## begin SUPPLIED MATERIAL

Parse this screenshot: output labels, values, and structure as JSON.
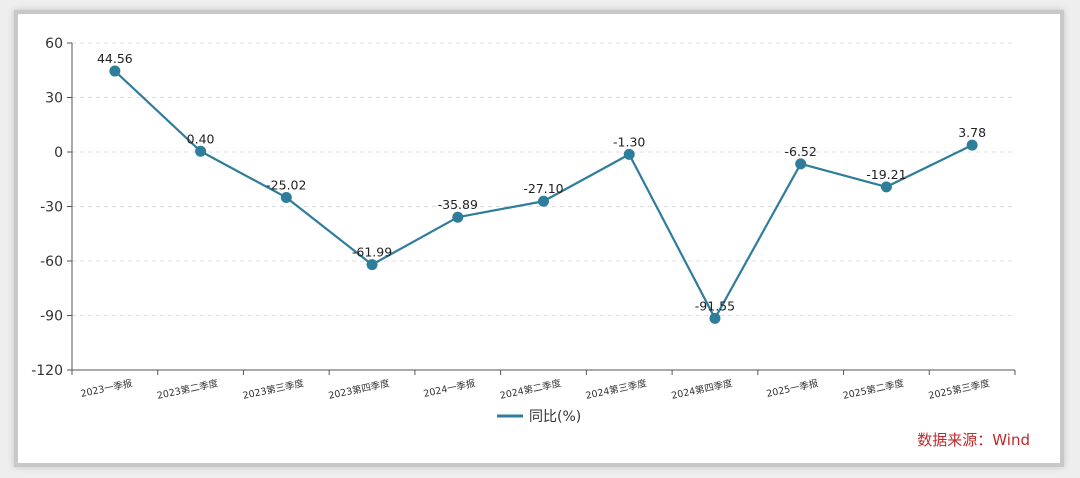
{
  "chart_data": {
    "type": "line",
    "categories": [
      "2023一季报",
      "2023第二季度",
      "2023第三季度",
      "2023第四季度",
      "2024一季报",
      "2024第二季度",
      "2024第三季度",
      "2024第四季度",
      "2025一季报",
      "2025第二季度",
      "2025第三季度"
    ],
    "series": [
      {
        "name": "同比(%)",
        "values": [
          44.56,
          0.4,
          -25.02,
          -61.99,
          -35.89,
          -27.1,
          -1.3,
          -91.55,
          -6.52,
          -19.21,
          3.78
        ],
        "labels": [
          "44.56",
          "0.40",
          "-25.02",
          "-61.99",
          "-35.89",
          "-27.10",
          "-1.30",
          "-91.55",
          "-6.52",
          "-19.21",
          "3.78"
        ],
        "color": "#2e7d9b"
      }
    ],
    "yticks": [
      "60",
      "30",
      "0",
      "-30",
      "-60",
      "-90",
      "-120"
    ],
    "ylim": [
      -120,
      60
    ],
    "grid": "horizontal dashed",
    "legend": "bottom-center"
  },
  "source_label": "数据来源：Wind"
}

## end SUPPLIED MATERIAL

:: REQUIRED WORK ::
How many lines of the entries above hold the string "values"? Reply with the number alone.

:: ANSWER TO THIS EXERCISE ::
2